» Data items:
<<<<

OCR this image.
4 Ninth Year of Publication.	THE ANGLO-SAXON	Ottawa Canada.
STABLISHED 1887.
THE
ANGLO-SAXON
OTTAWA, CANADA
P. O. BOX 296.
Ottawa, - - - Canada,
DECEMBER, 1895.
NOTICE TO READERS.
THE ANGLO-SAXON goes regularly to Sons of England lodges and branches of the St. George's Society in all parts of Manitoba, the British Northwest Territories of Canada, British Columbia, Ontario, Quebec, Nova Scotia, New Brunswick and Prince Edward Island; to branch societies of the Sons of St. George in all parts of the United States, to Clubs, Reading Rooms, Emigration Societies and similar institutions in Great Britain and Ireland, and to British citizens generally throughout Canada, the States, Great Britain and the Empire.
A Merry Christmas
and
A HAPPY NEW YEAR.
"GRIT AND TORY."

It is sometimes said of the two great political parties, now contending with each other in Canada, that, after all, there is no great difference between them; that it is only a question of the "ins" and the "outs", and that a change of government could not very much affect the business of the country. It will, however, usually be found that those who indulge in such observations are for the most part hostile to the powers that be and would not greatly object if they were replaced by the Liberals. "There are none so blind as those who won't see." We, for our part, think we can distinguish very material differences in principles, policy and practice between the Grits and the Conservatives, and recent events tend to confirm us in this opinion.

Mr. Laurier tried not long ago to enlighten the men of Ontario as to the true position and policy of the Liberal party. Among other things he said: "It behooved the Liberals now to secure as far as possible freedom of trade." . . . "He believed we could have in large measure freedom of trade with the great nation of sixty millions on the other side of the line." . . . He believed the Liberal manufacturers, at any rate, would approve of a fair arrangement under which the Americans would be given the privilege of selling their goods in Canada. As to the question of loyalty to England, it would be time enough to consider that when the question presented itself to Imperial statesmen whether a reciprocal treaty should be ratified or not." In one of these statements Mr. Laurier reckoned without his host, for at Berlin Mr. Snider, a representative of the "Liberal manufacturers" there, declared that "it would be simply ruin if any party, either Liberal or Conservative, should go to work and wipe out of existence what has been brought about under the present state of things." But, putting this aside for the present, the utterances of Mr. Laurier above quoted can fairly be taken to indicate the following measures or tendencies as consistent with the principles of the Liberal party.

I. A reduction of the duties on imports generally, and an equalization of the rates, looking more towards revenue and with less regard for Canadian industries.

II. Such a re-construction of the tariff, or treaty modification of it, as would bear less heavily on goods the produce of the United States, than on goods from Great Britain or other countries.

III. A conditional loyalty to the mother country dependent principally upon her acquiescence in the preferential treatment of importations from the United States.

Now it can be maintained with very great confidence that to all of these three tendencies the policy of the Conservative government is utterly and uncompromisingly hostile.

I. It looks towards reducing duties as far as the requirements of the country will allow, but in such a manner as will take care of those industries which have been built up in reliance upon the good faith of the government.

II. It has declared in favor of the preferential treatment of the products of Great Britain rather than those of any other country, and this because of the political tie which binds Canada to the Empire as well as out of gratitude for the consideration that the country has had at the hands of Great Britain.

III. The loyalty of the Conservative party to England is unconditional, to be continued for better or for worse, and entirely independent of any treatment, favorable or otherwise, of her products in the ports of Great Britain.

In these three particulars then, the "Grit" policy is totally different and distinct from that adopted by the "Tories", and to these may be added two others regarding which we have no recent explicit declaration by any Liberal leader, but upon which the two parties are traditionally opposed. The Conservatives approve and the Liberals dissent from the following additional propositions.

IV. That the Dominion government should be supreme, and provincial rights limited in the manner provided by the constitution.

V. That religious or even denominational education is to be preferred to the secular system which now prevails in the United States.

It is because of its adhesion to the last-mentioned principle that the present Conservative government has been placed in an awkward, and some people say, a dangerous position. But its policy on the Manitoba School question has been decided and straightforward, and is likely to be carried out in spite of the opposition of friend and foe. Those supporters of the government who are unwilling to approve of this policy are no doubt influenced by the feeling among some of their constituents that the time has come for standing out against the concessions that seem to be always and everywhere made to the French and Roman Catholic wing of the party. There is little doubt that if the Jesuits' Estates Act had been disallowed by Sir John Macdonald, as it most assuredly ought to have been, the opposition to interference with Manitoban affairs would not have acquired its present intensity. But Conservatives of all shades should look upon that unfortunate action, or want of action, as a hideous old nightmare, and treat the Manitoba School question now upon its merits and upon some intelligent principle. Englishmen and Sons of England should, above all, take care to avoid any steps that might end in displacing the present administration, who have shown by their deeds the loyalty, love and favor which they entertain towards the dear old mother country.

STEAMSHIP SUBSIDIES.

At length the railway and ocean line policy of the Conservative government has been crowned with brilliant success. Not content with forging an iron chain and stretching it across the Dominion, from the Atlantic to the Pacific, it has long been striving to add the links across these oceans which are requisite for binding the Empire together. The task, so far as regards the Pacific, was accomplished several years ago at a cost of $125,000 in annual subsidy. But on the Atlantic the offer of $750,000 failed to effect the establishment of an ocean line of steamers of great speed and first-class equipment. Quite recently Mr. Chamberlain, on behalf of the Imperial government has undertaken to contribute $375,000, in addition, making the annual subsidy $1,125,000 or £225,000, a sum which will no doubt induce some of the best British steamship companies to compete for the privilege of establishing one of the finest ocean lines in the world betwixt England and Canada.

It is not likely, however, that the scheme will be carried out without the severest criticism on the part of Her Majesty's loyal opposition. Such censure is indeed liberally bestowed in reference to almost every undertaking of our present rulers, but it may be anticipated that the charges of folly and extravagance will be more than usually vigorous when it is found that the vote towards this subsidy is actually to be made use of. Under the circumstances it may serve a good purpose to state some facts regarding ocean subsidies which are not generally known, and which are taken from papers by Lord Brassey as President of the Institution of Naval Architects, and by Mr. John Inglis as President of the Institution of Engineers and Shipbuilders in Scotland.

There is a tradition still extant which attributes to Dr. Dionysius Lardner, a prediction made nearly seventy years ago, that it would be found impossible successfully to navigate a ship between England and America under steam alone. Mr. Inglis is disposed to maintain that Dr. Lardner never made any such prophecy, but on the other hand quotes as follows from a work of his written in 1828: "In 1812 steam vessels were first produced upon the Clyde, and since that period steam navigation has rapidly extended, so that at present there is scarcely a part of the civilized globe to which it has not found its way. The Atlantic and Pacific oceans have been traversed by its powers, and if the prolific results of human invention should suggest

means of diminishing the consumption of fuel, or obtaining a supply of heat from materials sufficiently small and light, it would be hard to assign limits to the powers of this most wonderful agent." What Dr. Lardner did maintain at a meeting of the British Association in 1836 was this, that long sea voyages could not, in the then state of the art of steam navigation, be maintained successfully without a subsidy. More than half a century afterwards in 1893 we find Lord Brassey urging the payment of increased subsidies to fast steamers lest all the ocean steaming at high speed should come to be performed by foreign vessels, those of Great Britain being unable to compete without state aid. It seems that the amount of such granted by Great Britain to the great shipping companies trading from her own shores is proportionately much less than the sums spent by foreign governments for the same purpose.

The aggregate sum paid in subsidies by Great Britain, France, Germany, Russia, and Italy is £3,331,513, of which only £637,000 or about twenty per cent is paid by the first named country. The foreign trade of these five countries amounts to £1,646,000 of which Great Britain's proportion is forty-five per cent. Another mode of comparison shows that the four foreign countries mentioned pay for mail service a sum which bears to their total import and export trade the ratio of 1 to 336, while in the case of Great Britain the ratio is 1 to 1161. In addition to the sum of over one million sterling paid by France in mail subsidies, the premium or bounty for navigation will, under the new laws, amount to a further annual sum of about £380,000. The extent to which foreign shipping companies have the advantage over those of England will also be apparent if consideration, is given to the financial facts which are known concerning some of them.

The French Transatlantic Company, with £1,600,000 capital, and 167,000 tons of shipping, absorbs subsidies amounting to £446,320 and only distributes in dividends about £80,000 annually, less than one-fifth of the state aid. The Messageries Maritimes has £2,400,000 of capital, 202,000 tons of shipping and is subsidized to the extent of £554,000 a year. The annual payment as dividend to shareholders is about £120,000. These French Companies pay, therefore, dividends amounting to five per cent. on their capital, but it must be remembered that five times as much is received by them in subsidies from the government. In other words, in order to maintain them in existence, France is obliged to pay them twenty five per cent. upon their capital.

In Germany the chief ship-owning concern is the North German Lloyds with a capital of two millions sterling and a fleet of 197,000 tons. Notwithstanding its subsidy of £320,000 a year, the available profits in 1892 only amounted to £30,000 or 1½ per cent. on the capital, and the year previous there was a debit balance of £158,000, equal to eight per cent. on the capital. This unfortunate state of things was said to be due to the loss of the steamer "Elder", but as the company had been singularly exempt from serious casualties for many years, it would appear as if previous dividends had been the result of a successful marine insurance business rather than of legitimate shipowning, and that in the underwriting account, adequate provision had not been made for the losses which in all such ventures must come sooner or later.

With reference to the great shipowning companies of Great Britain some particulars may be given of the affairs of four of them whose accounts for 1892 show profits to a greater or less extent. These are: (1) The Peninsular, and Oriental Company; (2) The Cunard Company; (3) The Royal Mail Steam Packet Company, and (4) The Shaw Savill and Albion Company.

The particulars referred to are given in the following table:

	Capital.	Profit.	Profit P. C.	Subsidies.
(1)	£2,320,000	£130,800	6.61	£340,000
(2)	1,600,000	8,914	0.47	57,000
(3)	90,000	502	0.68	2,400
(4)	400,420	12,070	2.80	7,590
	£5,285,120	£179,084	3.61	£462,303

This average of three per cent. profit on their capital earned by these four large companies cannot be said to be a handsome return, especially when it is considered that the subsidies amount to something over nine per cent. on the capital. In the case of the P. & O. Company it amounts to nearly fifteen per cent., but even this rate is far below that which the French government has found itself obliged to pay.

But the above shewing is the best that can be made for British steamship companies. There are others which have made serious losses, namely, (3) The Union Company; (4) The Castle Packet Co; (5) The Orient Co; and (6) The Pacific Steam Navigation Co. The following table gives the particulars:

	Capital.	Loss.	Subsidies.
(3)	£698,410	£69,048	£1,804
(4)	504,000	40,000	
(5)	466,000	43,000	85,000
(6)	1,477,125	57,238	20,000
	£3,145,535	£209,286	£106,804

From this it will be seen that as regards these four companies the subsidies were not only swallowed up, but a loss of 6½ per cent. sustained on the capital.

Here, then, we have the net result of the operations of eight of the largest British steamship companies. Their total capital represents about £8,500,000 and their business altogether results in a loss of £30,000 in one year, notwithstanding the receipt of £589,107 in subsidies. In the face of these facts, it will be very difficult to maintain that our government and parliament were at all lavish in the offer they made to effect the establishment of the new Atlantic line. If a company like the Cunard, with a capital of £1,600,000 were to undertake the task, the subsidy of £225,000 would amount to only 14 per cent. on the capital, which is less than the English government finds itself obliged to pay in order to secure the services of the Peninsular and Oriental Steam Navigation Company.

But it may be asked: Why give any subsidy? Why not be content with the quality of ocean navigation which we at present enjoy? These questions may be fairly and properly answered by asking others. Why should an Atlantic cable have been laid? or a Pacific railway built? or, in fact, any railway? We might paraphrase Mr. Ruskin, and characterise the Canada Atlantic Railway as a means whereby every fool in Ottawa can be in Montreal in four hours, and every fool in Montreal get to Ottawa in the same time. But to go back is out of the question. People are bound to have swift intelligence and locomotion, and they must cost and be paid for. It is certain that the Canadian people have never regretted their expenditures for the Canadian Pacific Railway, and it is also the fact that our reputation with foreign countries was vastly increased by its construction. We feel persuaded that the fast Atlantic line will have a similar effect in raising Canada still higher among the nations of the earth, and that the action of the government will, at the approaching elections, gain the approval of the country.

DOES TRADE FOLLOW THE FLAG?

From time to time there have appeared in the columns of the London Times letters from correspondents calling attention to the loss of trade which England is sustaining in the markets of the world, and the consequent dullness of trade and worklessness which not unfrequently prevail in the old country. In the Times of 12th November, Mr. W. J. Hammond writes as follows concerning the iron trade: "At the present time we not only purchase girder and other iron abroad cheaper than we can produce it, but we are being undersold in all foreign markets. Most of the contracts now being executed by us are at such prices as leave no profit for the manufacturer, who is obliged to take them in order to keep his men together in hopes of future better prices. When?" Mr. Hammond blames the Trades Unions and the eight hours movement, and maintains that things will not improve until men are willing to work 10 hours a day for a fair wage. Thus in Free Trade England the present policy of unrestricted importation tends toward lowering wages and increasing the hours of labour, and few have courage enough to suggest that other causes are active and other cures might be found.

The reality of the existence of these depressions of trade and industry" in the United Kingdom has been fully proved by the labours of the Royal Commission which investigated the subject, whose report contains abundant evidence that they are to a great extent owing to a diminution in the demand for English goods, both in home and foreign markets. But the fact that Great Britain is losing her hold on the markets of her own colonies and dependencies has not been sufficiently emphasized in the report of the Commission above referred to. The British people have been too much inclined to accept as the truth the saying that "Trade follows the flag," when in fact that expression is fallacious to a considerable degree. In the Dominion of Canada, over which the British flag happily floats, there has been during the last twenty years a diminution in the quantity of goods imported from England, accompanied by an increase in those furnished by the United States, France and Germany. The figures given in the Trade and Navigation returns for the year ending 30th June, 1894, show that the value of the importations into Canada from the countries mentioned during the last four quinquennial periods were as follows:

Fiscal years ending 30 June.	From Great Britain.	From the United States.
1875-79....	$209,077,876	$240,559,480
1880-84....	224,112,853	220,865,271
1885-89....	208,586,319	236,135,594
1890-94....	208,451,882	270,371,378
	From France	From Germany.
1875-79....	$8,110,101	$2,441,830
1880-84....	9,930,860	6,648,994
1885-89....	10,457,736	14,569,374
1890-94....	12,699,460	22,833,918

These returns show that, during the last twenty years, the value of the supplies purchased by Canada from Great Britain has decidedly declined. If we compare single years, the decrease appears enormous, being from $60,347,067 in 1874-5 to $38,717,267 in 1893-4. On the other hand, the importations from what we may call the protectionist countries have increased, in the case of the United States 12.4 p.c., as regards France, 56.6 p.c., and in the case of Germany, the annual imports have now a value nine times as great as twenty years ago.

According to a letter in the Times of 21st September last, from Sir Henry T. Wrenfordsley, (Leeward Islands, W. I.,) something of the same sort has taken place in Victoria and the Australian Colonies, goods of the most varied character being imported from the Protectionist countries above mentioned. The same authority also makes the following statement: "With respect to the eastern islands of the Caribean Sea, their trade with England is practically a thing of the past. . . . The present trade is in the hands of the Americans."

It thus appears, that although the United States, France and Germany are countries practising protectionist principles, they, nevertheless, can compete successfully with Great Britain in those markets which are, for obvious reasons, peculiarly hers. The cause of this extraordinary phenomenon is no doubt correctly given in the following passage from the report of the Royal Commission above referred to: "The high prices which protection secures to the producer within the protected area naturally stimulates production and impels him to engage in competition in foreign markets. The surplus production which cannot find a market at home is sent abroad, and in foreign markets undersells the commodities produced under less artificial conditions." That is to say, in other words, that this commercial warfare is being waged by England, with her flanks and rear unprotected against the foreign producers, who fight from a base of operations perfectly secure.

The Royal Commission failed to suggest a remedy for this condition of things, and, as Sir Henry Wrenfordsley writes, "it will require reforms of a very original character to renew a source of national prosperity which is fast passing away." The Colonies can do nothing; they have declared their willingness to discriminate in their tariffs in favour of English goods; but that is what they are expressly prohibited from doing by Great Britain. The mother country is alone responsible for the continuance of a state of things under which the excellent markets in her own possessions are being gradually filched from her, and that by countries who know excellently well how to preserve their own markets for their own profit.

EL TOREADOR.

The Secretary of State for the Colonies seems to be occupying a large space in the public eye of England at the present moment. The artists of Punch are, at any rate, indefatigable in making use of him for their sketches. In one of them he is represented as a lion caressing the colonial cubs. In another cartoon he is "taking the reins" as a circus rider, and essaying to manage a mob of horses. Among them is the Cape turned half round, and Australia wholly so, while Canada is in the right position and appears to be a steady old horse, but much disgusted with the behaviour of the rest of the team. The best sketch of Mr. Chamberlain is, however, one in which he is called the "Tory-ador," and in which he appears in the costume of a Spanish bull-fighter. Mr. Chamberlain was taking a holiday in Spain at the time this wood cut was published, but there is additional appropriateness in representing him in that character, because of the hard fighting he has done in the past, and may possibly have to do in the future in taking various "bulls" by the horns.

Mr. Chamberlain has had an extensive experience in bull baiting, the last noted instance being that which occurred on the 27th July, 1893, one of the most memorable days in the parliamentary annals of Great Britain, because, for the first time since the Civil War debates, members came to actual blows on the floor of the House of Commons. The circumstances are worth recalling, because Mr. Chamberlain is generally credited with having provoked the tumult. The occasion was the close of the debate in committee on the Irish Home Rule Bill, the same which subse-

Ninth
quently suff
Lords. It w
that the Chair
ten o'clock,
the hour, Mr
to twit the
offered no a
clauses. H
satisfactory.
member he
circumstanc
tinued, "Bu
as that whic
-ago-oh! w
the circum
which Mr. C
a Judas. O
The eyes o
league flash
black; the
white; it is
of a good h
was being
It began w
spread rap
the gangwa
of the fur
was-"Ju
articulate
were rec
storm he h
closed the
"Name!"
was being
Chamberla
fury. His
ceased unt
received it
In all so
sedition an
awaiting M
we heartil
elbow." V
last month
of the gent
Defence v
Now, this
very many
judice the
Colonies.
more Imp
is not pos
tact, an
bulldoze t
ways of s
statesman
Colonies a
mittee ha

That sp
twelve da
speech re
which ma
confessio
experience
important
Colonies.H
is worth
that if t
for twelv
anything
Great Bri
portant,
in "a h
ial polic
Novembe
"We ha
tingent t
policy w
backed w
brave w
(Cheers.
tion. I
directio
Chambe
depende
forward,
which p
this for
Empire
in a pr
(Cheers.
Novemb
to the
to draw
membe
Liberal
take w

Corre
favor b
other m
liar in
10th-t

>>>>
<<<<

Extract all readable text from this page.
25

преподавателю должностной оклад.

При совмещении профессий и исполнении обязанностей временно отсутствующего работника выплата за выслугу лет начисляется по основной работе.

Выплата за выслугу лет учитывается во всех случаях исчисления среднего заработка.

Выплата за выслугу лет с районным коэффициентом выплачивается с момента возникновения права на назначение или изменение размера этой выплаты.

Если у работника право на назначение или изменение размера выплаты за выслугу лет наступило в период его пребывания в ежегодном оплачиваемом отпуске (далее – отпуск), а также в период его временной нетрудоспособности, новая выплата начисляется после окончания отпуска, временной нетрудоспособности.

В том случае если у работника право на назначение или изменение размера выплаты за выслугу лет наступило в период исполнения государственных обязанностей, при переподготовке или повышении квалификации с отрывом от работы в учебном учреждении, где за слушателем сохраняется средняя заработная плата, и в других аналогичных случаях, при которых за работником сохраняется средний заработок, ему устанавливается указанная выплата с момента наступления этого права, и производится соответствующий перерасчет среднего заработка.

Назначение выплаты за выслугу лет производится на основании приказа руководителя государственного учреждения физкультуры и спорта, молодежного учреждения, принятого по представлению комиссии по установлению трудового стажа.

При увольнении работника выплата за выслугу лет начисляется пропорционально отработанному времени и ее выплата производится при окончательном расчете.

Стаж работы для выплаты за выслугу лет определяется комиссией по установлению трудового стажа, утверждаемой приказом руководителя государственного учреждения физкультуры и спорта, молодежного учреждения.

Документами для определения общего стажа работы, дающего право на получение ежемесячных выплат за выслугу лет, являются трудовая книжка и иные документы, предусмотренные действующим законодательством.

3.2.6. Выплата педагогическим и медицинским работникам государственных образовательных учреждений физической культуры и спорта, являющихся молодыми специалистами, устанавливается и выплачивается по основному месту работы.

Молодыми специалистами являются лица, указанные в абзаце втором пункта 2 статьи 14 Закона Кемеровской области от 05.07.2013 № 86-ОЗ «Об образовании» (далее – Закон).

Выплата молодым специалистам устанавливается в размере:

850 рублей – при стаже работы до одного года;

>>>>

» Written problem:
Only the number is wanted: how many lines of these entries contain the string "others"?

» Result for this task:
3